* DATASET ENTRIES *
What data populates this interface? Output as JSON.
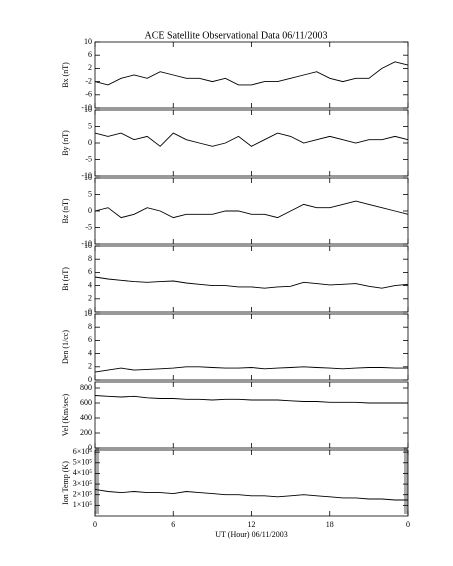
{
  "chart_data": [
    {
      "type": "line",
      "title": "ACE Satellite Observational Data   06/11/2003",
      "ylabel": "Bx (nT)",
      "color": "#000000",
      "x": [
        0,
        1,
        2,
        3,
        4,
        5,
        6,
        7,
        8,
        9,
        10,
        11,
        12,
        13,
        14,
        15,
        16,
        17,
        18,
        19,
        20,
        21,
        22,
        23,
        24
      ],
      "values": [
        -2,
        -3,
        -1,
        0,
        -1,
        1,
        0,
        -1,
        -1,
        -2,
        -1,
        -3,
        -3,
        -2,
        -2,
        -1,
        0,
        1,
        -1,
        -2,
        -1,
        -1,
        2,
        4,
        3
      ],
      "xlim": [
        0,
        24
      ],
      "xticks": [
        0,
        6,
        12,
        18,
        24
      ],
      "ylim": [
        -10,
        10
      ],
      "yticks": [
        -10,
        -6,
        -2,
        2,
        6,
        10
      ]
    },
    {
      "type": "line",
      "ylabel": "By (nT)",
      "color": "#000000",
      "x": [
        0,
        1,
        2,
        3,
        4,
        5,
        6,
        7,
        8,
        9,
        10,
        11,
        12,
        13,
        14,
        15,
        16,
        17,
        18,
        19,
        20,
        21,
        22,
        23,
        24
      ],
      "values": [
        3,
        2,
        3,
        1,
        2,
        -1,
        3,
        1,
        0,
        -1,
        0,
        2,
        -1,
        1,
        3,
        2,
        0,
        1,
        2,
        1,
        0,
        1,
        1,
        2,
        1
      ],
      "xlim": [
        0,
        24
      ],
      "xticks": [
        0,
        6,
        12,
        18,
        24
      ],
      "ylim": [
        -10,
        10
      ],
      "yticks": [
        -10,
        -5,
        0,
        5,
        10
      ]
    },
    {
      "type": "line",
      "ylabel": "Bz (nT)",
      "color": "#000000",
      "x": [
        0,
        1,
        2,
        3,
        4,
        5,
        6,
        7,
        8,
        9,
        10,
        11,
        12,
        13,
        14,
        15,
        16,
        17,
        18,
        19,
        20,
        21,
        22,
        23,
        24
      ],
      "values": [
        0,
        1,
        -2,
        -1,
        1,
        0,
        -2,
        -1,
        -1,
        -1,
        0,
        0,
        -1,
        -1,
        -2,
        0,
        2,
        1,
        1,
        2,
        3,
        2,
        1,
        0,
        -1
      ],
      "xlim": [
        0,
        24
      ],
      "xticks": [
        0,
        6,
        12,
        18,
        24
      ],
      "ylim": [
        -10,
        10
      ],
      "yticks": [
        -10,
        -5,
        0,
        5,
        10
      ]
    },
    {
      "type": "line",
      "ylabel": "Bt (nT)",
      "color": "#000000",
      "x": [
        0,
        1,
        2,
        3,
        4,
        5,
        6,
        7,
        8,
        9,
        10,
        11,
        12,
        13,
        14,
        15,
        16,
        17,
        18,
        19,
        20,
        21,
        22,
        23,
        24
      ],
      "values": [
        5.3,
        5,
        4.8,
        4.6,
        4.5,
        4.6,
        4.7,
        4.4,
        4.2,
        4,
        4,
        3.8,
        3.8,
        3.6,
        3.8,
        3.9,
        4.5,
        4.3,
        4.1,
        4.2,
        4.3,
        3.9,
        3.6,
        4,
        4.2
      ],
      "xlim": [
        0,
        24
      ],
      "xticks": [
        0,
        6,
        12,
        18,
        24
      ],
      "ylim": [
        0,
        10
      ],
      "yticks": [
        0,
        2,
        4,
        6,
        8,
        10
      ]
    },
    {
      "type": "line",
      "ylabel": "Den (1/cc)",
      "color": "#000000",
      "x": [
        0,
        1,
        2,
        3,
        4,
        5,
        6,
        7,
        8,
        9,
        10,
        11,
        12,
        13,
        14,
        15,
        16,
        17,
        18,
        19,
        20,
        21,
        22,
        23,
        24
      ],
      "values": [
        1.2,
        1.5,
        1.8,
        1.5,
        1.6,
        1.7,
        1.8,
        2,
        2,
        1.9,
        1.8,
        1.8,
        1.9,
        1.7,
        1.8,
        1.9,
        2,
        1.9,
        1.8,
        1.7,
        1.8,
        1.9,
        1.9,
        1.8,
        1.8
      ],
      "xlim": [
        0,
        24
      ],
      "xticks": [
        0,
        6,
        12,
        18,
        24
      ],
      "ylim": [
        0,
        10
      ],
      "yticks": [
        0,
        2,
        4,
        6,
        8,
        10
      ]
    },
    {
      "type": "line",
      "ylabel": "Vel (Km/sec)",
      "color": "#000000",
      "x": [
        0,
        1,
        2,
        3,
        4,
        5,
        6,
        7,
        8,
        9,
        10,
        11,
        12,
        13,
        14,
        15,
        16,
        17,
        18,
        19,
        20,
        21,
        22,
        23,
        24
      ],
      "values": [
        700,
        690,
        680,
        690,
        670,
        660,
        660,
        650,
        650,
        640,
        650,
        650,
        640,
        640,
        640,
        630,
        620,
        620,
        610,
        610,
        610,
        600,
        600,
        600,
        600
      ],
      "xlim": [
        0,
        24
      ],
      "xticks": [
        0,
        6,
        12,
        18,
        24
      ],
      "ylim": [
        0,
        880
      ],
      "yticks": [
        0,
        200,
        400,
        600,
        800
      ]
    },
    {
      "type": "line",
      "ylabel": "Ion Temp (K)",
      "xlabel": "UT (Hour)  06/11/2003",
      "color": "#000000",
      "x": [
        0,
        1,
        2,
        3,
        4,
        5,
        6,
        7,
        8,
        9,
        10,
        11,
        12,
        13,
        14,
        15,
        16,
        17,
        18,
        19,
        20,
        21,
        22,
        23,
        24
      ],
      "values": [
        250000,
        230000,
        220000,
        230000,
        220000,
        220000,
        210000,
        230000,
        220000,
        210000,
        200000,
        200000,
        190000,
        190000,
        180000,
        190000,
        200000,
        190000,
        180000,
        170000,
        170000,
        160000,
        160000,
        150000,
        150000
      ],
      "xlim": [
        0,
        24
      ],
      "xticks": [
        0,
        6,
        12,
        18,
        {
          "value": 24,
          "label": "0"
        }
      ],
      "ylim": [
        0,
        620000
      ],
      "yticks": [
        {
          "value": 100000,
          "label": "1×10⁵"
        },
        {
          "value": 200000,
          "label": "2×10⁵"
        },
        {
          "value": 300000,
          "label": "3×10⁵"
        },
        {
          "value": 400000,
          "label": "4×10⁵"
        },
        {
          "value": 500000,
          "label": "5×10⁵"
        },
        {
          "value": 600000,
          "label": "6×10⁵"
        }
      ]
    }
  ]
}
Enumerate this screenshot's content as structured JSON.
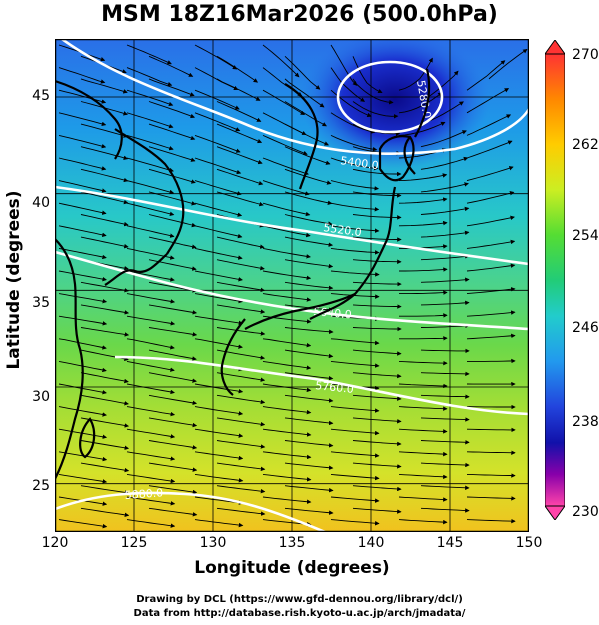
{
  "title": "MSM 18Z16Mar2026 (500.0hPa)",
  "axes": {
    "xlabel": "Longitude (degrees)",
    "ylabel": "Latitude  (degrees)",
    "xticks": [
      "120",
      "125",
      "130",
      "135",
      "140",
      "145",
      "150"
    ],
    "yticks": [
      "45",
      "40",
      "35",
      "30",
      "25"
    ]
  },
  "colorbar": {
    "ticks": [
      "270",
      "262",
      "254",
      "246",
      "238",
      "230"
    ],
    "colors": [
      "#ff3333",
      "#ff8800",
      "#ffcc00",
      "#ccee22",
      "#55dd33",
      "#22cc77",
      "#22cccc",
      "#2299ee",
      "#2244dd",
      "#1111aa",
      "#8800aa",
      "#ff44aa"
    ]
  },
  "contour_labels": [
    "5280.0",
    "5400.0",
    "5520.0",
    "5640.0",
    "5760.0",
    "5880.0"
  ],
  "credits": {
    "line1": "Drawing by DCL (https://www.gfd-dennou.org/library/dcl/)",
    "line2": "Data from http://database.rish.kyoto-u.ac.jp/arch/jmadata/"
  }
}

* WORK INSTRUCTIONS *
Return each line with "degrees".

* ANSWER *
    "xlabel": "Longitude (degrees)",
    "ylabel": "Latitude  (degrees)",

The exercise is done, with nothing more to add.